| Ausgewählter Text |
#####

NAja macht ncihts, jetz musste halt wieder alles rückgängig machen, es scheint das du /dev/ nicht in /mnt/gentoo/dev gemountet hast.

----------

## KickaZz

Ich wusste nicht zu dem zeitpunkt nicht wo ich es dauerhaft editieren konnte. Also hatte ich mir gedacht bootest knoppix und kannst gucken wie es geht und direkt umstellen als gucken aufschreiben gentoo booten dann editieren. Das war halt die faulheit

 :Embarassed: 

Edit:

Hab nochmal knoppix gebootet. Stimmt ich hatte vergessen /dev und /proc zu mounten. Jetzt bin ich in der chroot umgebung von gentoo über knoppix ohne fehler.

Ich wollte das passwort mit passwd ändern jetzt sagt der mir den fehler:

passwd: Fehler beim Ändern des Authentifizierungs-Token

----------

## ChrisJumper

 *Quote:*   

>  chroot /mnt/gentoo /bin/bash
> 
> # env-update
> 
> >> Regenerating /etc/ld.so.cache...
> ...

 

Hast du auch nach dem Chroot an das env-update und source /etc/profile gedacht?

----------

## KickaZz

Nein natürlich nicht.  Ich hatte dann mal in der /etc/passwd gefummelt. Na danach ging auf einmal nix mehr. Bin jetzt wieder dabei neu zu installieren ;(((( Trotzdem danke an alle die mir helfen wollten.

Mfg 

Kick

----------

#####

| Aufgabenstellung |
Gib den ausgewählten Text ab „NAja macht ncihts, jetz“ bis einschließlich „knoppix ohne fehler.“ erneut wieder. Benenne dabei „knoppix“ überall in „Grml“ um. Die anschließenden Zeilen werden hierfür nicht gebraucht.

| Datenabschnitt |
#####

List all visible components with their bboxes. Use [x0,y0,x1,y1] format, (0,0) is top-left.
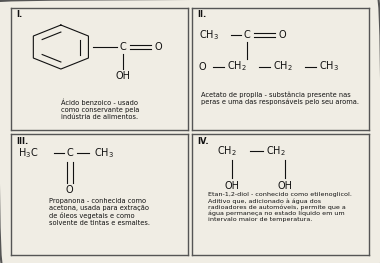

#####

| Antwort |
NAja macht ncihts, jetz musste halt wieder alles rückgängig machen, es scheint das du /dev/ nicht in /mnt/gentoo/dev gemountet hast.

----------

## KickaZz

Ich wusste nicht zu dem zeitpunkt nicht wo ich es dauerhaft editieren konnte. Also hatte ich mir gedacht bootest Grml und kannst gucken wie es geht und direkt umstellen als gucken aufschreiben gentoo booten dann editieren. Das war halt die faulheit

 :Embarassed: 

Edit:

Hab nochmal Grml gebootet. Stimmt ich hatte vergessen /dev und /proc zu mounten. Jetzt bin ich in der chroot umgebung von gentoo über Grml ohne fehler.